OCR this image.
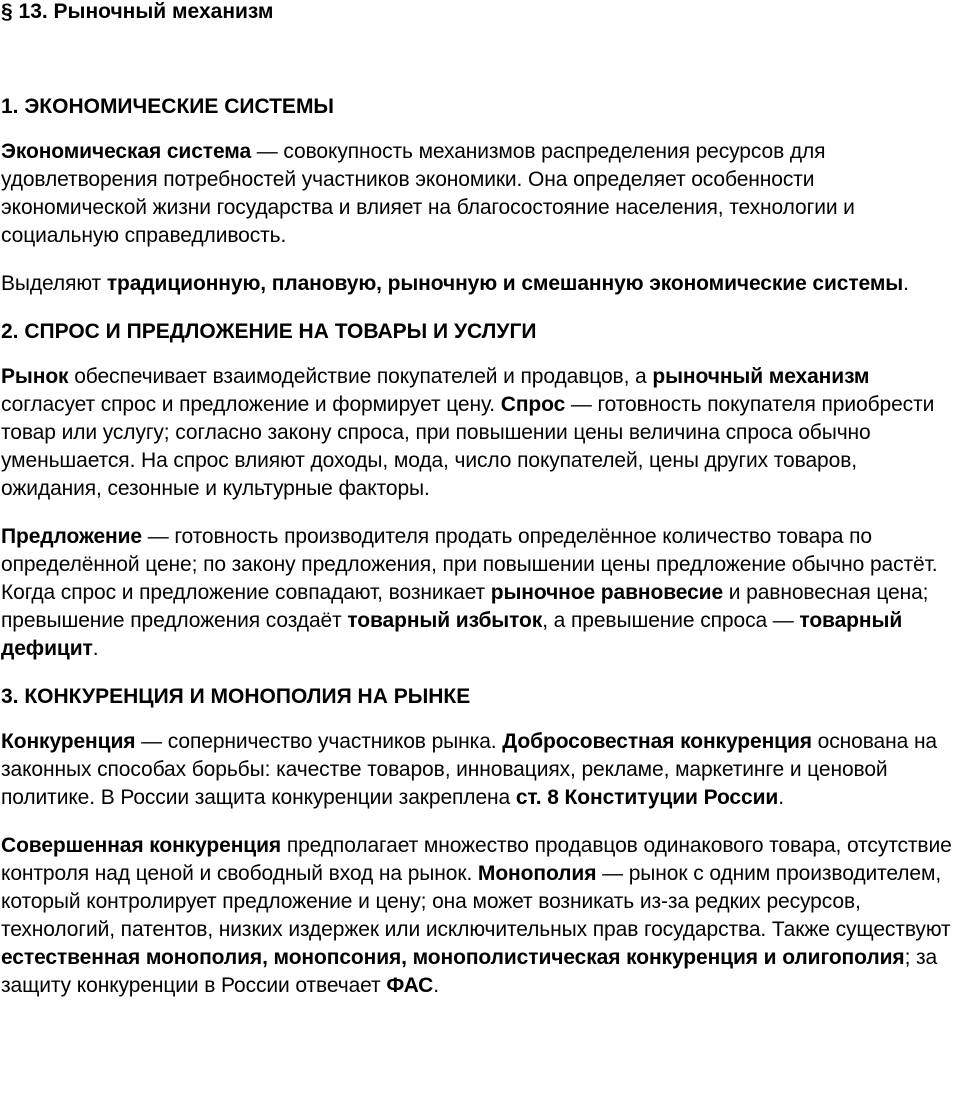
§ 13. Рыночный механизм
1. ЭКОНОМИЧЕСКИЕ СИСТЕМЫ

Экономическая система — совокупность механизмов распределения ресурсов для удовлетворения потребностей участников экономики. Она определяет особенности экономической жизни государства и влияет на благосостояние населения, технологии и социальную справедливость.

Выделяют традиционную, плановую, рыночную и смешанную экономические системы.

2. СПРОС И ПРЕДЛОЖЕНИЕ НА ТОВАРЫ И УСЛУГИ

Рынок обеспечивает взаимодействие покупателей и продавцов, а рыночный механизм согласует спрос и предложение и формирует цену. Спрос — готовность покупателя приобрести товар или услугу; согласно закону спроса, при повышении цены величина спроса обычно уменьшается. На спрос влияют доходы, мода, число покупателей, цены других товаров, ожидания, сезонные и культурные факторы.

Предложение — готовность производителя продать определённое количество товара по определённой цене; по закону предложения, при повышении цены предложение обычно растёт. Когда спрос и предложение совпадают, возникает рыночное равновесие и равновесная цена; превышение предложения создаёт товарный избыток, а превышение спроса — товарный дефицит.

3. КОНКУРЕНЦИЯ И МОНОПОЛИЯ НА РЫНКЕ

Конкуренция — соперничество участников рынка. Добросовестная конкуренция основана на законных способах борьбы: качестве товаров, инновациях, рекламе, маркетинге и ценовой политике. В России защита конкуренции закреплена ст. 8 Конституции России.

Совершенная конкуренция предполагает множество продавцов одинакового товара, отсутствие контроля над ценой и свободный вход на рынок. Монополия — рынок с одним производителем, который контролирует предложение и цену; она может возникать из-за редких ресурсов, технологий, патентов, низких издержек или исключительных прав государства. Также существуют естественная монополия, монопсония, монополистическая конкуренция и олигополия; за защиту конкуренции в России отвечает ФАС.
_ _ _ _
__INSTRUCTION__: Search the records above for "готовность". Copy each line where it is found.

__SOLUTION TO THIS EXERCISE__:
Рынок обеспечивает взаимодействие покупателей и продавцов, а рыночный механизм согласует спрос и предложение и формирует цену. Спрос — готовность покупателя приобрести товар или услугу; согласно закону спроса, при повышении цены величина спроса обычно уменьшается. На спрос влияют доходы, мода, число покупателей, цены других товаров, ожидания, сезонные и культурные факторы.
Предложение — готовность производителя продать определённое количество товара по определённой цене; по закону предложения, при повышении цены предложение обычно растёт. Когда спрос и предложение совпадают, возникает рыночное равновесие и равновесная цена; превышение предложения создаёт товарный избыток, а превышение спроса — товарный дефицит.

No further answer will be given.